#### Job
Show each line that has the string "subtitle" in it.

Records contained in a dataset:
——————

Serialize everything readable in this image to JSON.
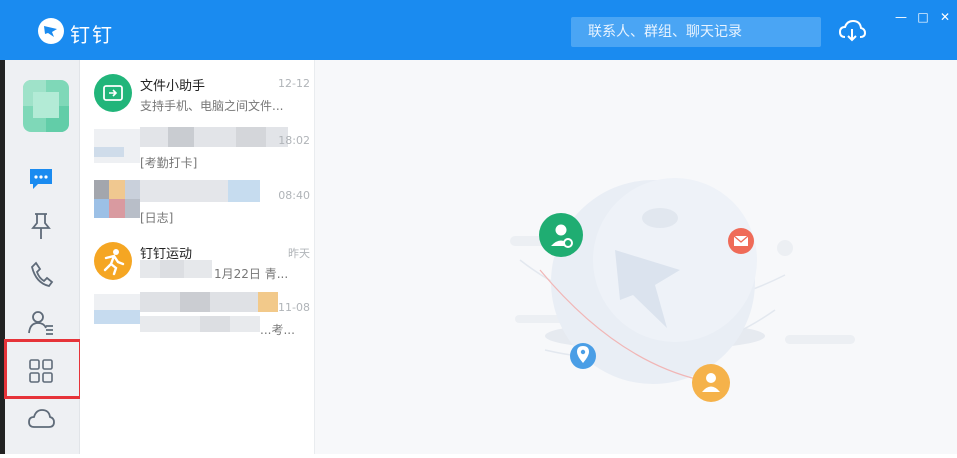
{
  "header": {
    "app_name": "钉钉",
    "search_placeholder": "联系人、群组、聊天记录"
  },
  "window_controls": {
    "minimize": "—",
    "maximize": "□",
    "close": "✕"
  },
  "sidebar": {
    "items": [
      {
        "icon": "chat-bubble-icon"
      },
      {
        "icon": "pin-icon"
      },
      {
        "icon": "phone-icon"
      },
      {
        "icon": "contacts-icon"
      },
      {
        "icon": "workbench-grid-icon"
      },
      {
        "icon": "cloud-icon"
      }
    ]
  },
  "conversations": [
    {
      "title": "文件小助手",
      "subtitle": "支持手机、电脑之间文件...",
      "time": "12-12"
    },
    {
      "title": "…",
      "subtitle": "[考勤打卡]",
      "time": "18:02"
    },
    {
      "title": "",
      "subtitle": "[日志]",
      "time": "08:40"
    },
    {
      "title": "钉钉运动",
      "subtitle": "1月22日 青...",
      "time": "昨天"
    },
    {
      "title": "",
      "subtitle": "...考...",
      "time": "11-08"
    }
  ],
  "colors": {
    "titlebar": "#1a8bf0",
    "accent": "#1a8bf0",
    "highlight": "#e63339"
  }
}
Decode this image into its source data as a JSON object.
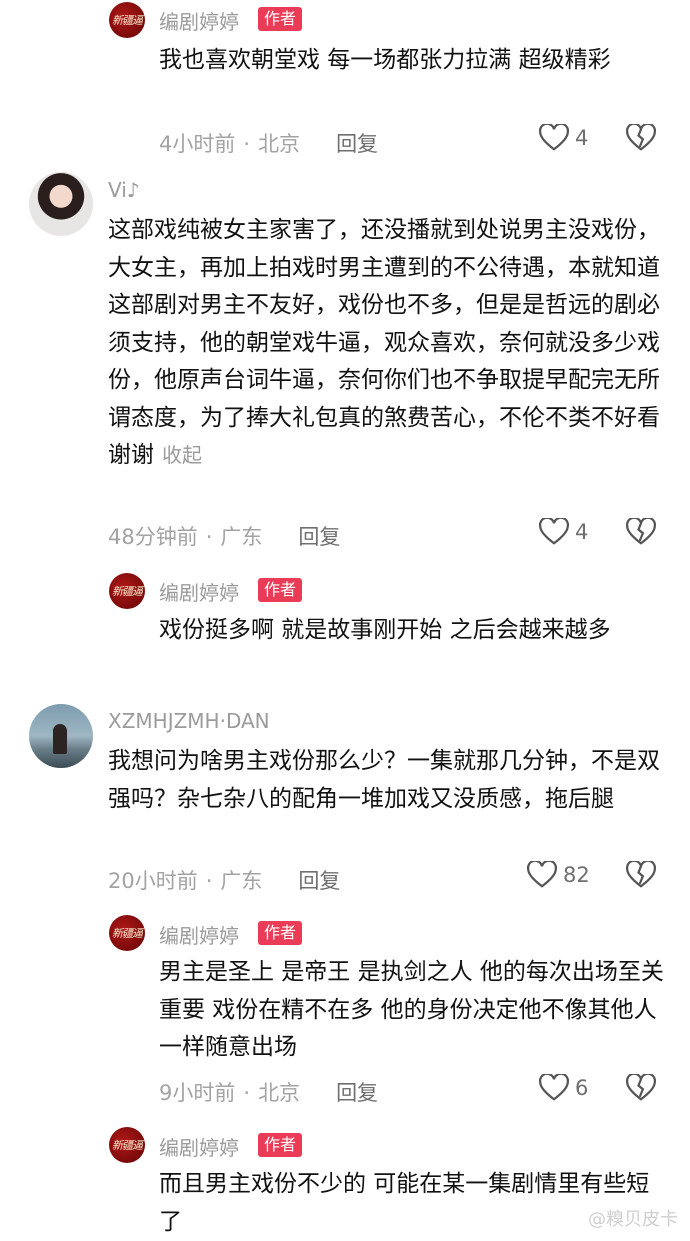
{
  "comments": [
    {
      "user": "编剧婷婷",
      "badge": "作者",
      "text": "我也喜欢朝堂戏 每一场都张力拉满 超级精彩",
      "time": "4小时前",
      "location": "北京",
      "reply": "回复",
      "likes": "4"
    },
    {
      "user": "Vi♪",
      "text": "这部戏纯被女主家害了，还没播就到处说男主没戏份，大女主，再加上拍戏时男主遭到的不公待遇，本就知道这部剧对男主不友好，戏份也不多，但是是哲远的剧必须支持，他的朝堂戏牛逼，观众喜欢，奈何就没多少戏份，他原声台词牛逼，奈何你们也不争取提早配完无所谓态度，为了捧大礼包真的煞费苦心，不伦不类不好看谢谢",
      "collapse": "收起",
      "time": "48分钟前",
      "location": "广东",
      "reply": "回复",
      "likes": "4"
    },
    {
      "user": "编剧婷婷",
      "badge": "作者",
      "text": "戏份挺多啊 就是故事刚开始 之后会越来越多"
    },
    {
      "user": "XZMHJZMH·DAN",
      "text": "我想问为啥男主戏份那么少？一集就那几分钟，不是双强吗？杂七杂八的配角一堆加戏又没质感，拖后腿",
      "time": "20小时前",
      "location": "广东",
      "reply": "回复",
      "likes": "82"
    },
    {
      "user": "编剧婷婷",
      "badge": "作者",
      "text": "男主是圣上 是帝王 是执剑之人 他的每次出场至关重要 戏份在精不在多 他的身份决定他不像其他人一样随意出场",
      "time": "9小时前",
      "location": "北京",
      "reply": "回复",
      "likes": "6"
    },
    {
      "user": "编剧婷婷",
      "badge": "作者",
      "text": "而且男主戏份不少的 可能在某一集剧情里有些短了"
    }
  ],
  "author_logo_text": "新疆逼",
  "watermark": "@糗贝皮卡",
  "icons": {
    "like": "heart-outline-icon",
    "dislike": "broken-heart-icon"
  },
  "colors": {
    "badge": "#ea3c57",
    "meta": "#a3a3a3",
    "username": "#9b9b9b"
  }
}
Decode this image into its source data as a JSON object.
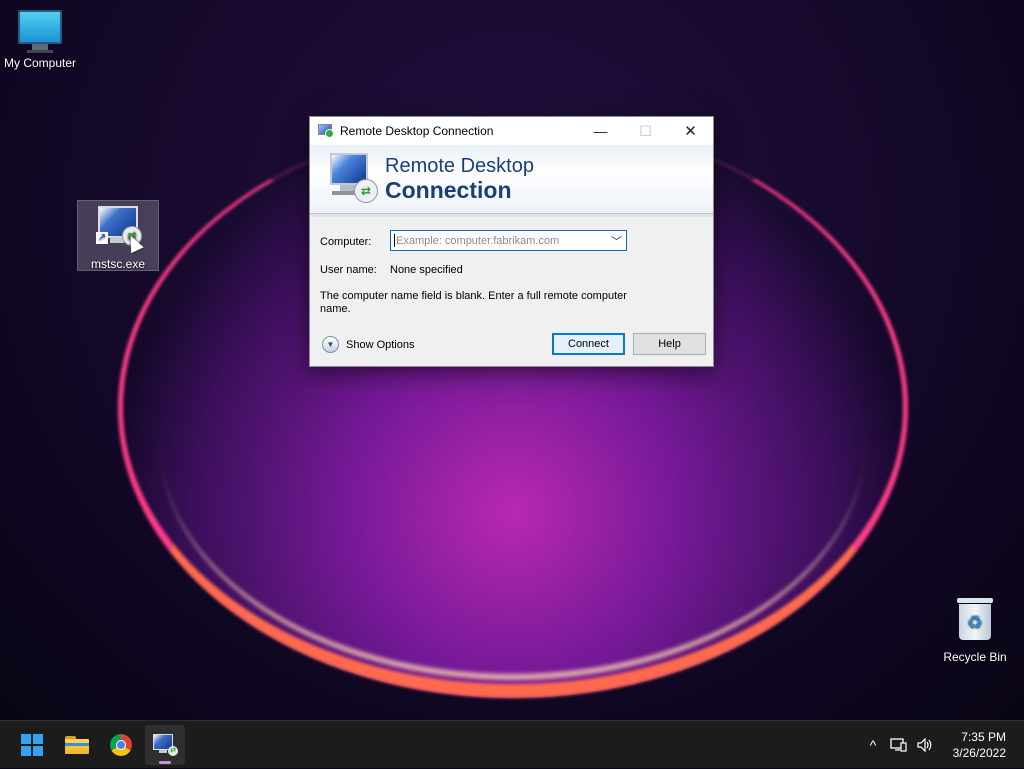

——————

#### Full answer
      "subtitle": "支持手机、电脑之间文件...",
      "subtitle": "[考勤打卡]",
      "subtitle": "[日志]",
      "subtitle": "1月22日 青...",
      "subtitle": "...考...",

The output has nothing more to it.